GIVEN EXERCISE.
Your task is to repeat the entries exactly. Leave the pictures out.

MATERIALS PROVIDED.
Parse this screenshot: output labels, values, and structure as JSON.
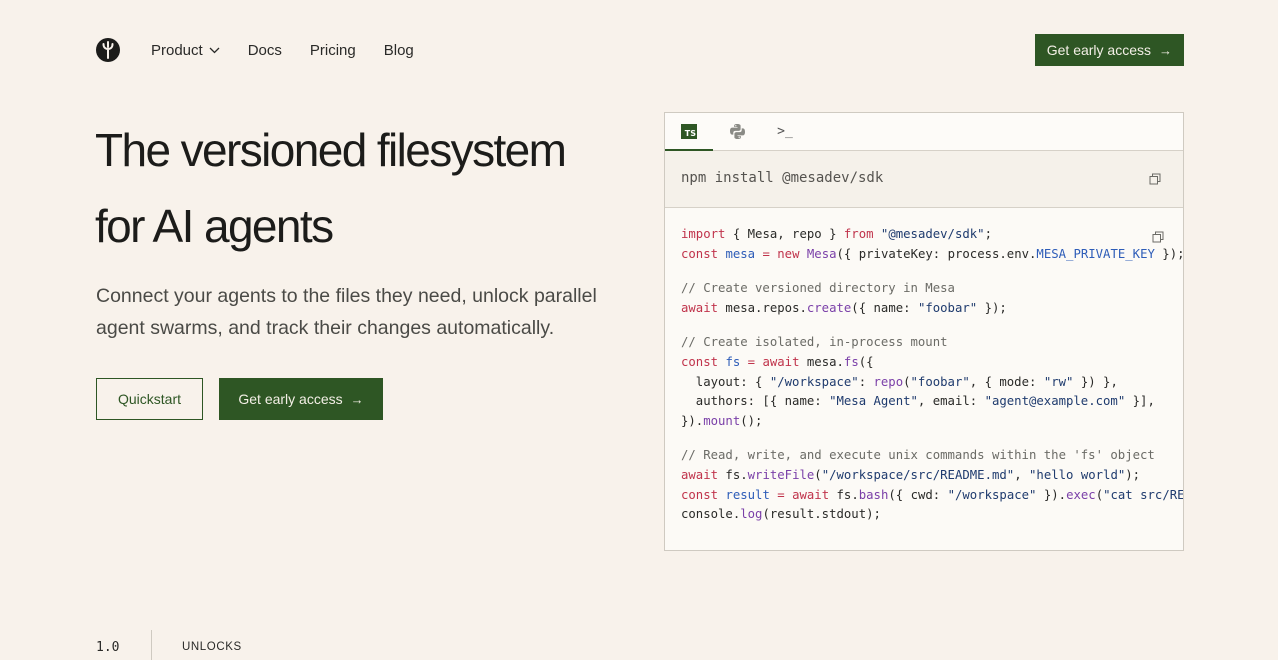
{
  "nav": {
    "links": [
      "Product",
      "Docs",
      "Pricing",
      "Blog"
    ],
    "cta": "Get early access",
    "cta_arrow": "→"
  },
  "hero": {
    "title_line1": "The versioned filesystem",
    "title_line2": "for AI agents",
    "subtitle": "Connect your agents to the files they need, unlock parallel agent swarms, and track their changes automatically.",
    "quickstart": "Quickstart",
    "cta": "Get early access",
    "cta_arrow": "→"
  },
  "code_panel": {
    "tabs": [
      "TS",
      "python",
      ">_"
    ],
    "install_command": "npm install @mesadev/sdk"
  },
  "footer": {
    "version": "1.0",
    "label": "UNLOCKS"
  },
  "colors": {
    "background": "#f8f2eb",
    "accent": "#2e5624"
  }
}
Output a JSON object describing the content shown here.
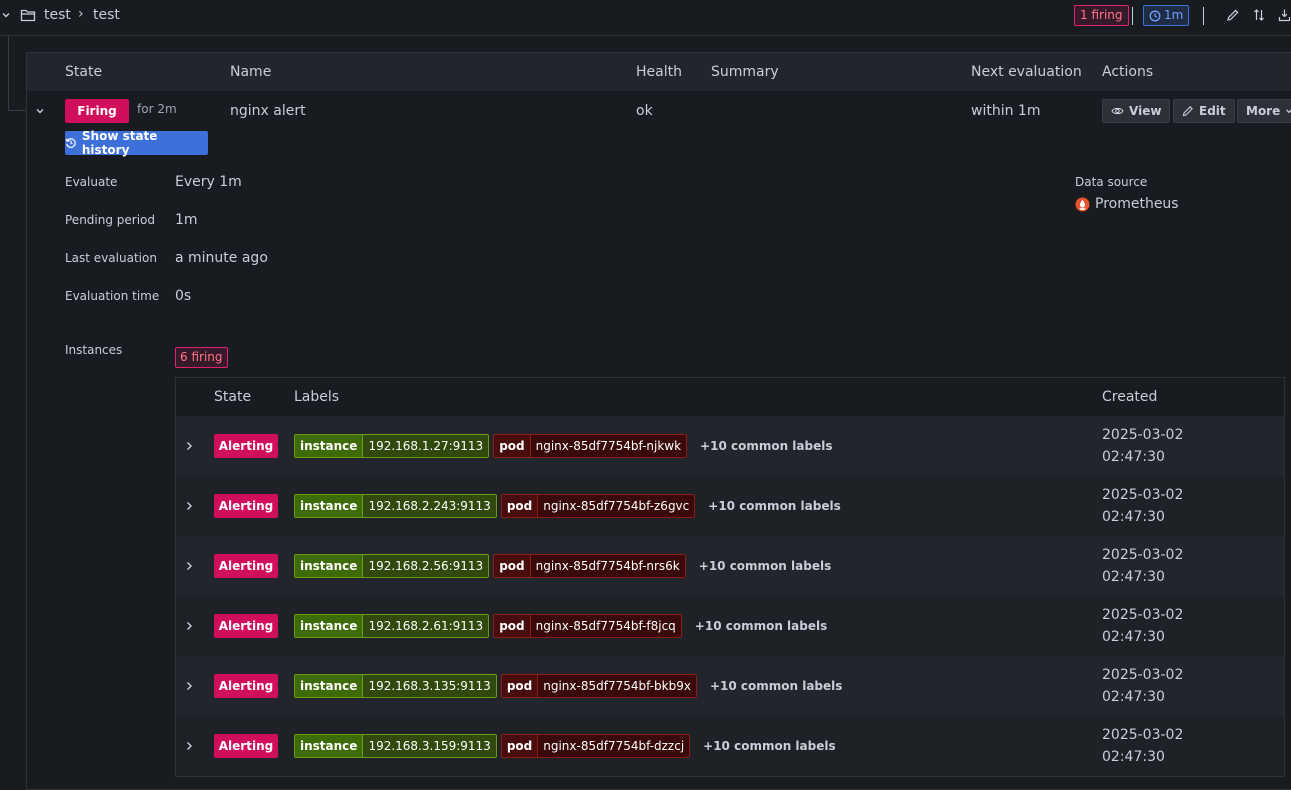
{
  "header": {
    "folder": "test",
    "separator": "›",
    "group": "test",
    "firing_badge": "1 firing",
    "interval_badge": "1m"
  },
  "table": {
    "columns": [
      "State",
      "Name",
      "Health",
      "Summary",
      "Next evaluation",
      "Actions"
    ]
  },
  "rule": {
    "state": "Firing",
    "duration": "for 2m",
    "name": "nginx alert",
    "health": "ok",
    "next_evaluation": "within 1m",
    "actions": {
      "view": "View",
      "edit": "Edit",
      "more": "More"
    },
    "show_history": "Show state history"
  },
  "details": {
    "evaluate_label": "Evaluate",
    "evaluate_value": "Every 1m",
    "pending_label": "Pending period",
    "pending_value": "1m",
    "last_eval_label": "Last evaluation",
    "last_eval_value": "a minute ago",
    "eval_time_label": "Evaluation time",
    "eval_time_value": "0s",
    "datasource_label": "Data source",
    "datasource_value": "Prometheus",
    "instances_label": "Instances",
    "instances_badge": "6 firing"
  },
  "instances": {
    "columns": [
      "State",
      "Labels",
      "Created"
    ],
    "rows": [
      {
        "state": "Alerting",
        "instance_key": "instance",
        "instance": "192.168.1.27:9113",
        "pod_key": "pod",
        "pod": "nginx-85df7754bf-njkwk",
        "common": "+10 common labels",
        "created_date": "2025-03-02",
        "created_time": "02:47:30"
      },
      {
        "state": "Alerting",
        "instance_key": "instance",
        "instance": "192.168.2.243:9113",
        "pod_key": "pod",
        "pod": "nginx-85df7754bf-z6gvc",
        "common": "+10 common labels",
        "created_date": "2025-03-02",
        "created_time": "02:47:30"
      },
      {
        "state": "Alerting",
        "instance_key": "instance",
        "instance": "192.168.2.56:9113",
        "pod_key": "pod",
        "pod": "nginx-85df7754bf-nrs6k",
        "common": "+10 common labels",
        "created_date": "2025-03-02",
        "created_time": "02:47:30"
      },
      {
        "state": "Alerting",
        "instance_key": "instance",
        "instance": "192.168.2.61:9113",
        "pod_key": "pod",
        "pod": "nginx-85df7754bf-f8jcq",
        "common": "+10 common labels",
        "created_date": "2025-03-02",
        "created_time": "02:47:30"
      },
      {
        "state": "Alerting",
        "instance_key": "instance",
        "instance": "192.168.3.135:9113",
        "pod_key": "pod",
        "pod": "nginx-85df7754bf-bkb9x",
        "common": "+10 common labels",
        "created_date": "2025-03-02",
        "created_time": "02:47:30"
      },
      {
        "state": "Alerting",
        "instance_key": "instance",
        "instance": "192.168.3.159:9113",
        "pod_key": "pod",
        "pod": "nginx-85df7754bf-dzzcj",
        "common": "+10 common labels",
        "created_date": "2025-03-02",
        "created_time": "02:47:30"
      }
    ]
  },
  "colors": {
    "background": "#181b1f",
    "firing": "#d10e5c",
    "primary": "#3d71d9",
    "label_green": "#3d6b08",
    "label_red": "#4a0d0d",
    "prometheus": "#e6522c"
  }
}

RESPONSE TO THIS EXERCISE.
Parse this screenshot: output labels, values, and structure as JSON.
{
  "nav": {
    "links": [
      "Product",
      "Docs",
      "Pricing",
      "Blog"
    ],
    "cta": "Get early access",
    "cta_arrow": "→"
  },
  "hero": {
    "title_line1": "The versioned filesystem",
    "title_line2": "for AI agents",
    "subtitle": "Connect your agents to the files they need, unlock parallel agent swarms, and track their changes automatically.",
    "quickstart": "Quickstart",
    "cta": "Get early access",
    "cta_arrow": "→"
  },
  "code_panel": {
    "tabs": [
      "TS",
      "python",
      ">_"
    ],
    "install_command": "npm install @mesadev/sdk"
  },
  "footer": {
    "version": "1.0",
    "label": "UNLOCKS"
  },
  "colors": {
    "background": "#f8f2eb",
    "accent": "#2e5624"
  }
}
Output a JSON object describing the content shown here.
{
  "header": {
    "folder": "test",
    "separator": "›",
    "group": "test",
    "firing_badge": "1 firing",
    "interval_badge": "1m"
  },
  "table": {
    "columns": [
      "State",
      "Name",
      "Health",
      "Summary",
      "Next evaluation",
      "Actions"
    ]
  },
  "rule": {
    "state": "Firing",
    "duration": "for 2m",
    "name": "nginx alert",
    "health": "ok",
    "next_evaluation": "within 1m",
    "actions": {
      "view": "View",
      "edit": "Edit",
      "more": "More"
    },
    "show_history": "Show state history"
  },
  "details": {
    "evaluate_label": "Evaluate",
    "evaluate_value": "Every 1m",
    "pending_label": "Pending period",
    "pending_value": "1m",
    "last_eval_label": "Last evaluation",
    "last_eval_value": "a minute ago",
    "eval_time_label": "Evaluation time",
    "eval_time_value": "0s",
    "datasource_label": "Data source",
    "datasource_value": "Prometheus",
    "instances_label": "Instances",
    "instances_badge": "6 firing"
  },
  "instances": {
    "columns": [
      "State",
      "Labels",
      "Created"
    ],
    "rows": [
      {
        "state": "Alerting",
        "instance_key": "instance",
        "instance": "192.168.1.27:9113",
        "pod_key": "pod",
        "pod": "nginx-85df7754bf-njkwk",
        "common": "+10 common labels",
        "created_date": "2025-03-02",
        "created_time": "02:47:30"
      },
      {
        "state": "Alerting",
        "instance_key": "instance",
        "instance": "192.168.2.243:9113",
        "pod_key": "pod",
        "pod": "nginx-85df7754bf-z6gvc",
        "common": "+10 common labels",
        "created_date": "2025-03-02",
        "created_time": "02:47:30"
      },
      {
        "state": "Alerting",
        "instance_key": "instance",
        "instance": "192.168.2.56:9113",
        "pod_key": "pod",
        "pod": "nginx-85df7754bf-nrs6k",
        "common": "+10 common labels",
        "created_date": "2025-03-02",
        "created_time": "02:47:30"
      },
      {
        "state": "Alerting",
        "instance_key": "instance",
        "instance": "192.168.2.61:9113",
        "pod_key": "pod",
        "pod": "nginx-85df7754bf-f8jcq",
        "common": "+10 common labels",
        "created_date": "2025-03-02",
        "created_time": "02:47:30"
      },
      {
        "state": "Alerting",
        "instance_key": "instance",
        "instance": "192.168.3.135:9113",
        "pod_key": "pod",
        "pod": "nginx-85df7754bf-bkb9x",
        "common": "+10 common labels",
        "created_date": "2025-03-02",
        "created_time": "02:47:30"
      },
      {
        "state": "Alerting",
        "instance_key": "instance",
        "instance": "192.168.3.159:9113",
        "pod_key": "pod",
        "pod": "nginx-85df7754bf-dzzcj",
        "common": "+10 common labels",
        "created_date": "2025-03-02",
        "created_time": "02:47:30"
      }
    ]
  },
  "colors": {
    "background": "#181b1f",
    "firing": "#d10e5c",
    "primary": "#3d71d9",
    "label_green": "#3d6b08",
    "label_red": "#4a0d0d",
    "prometheus": "#e6522c"
  }
}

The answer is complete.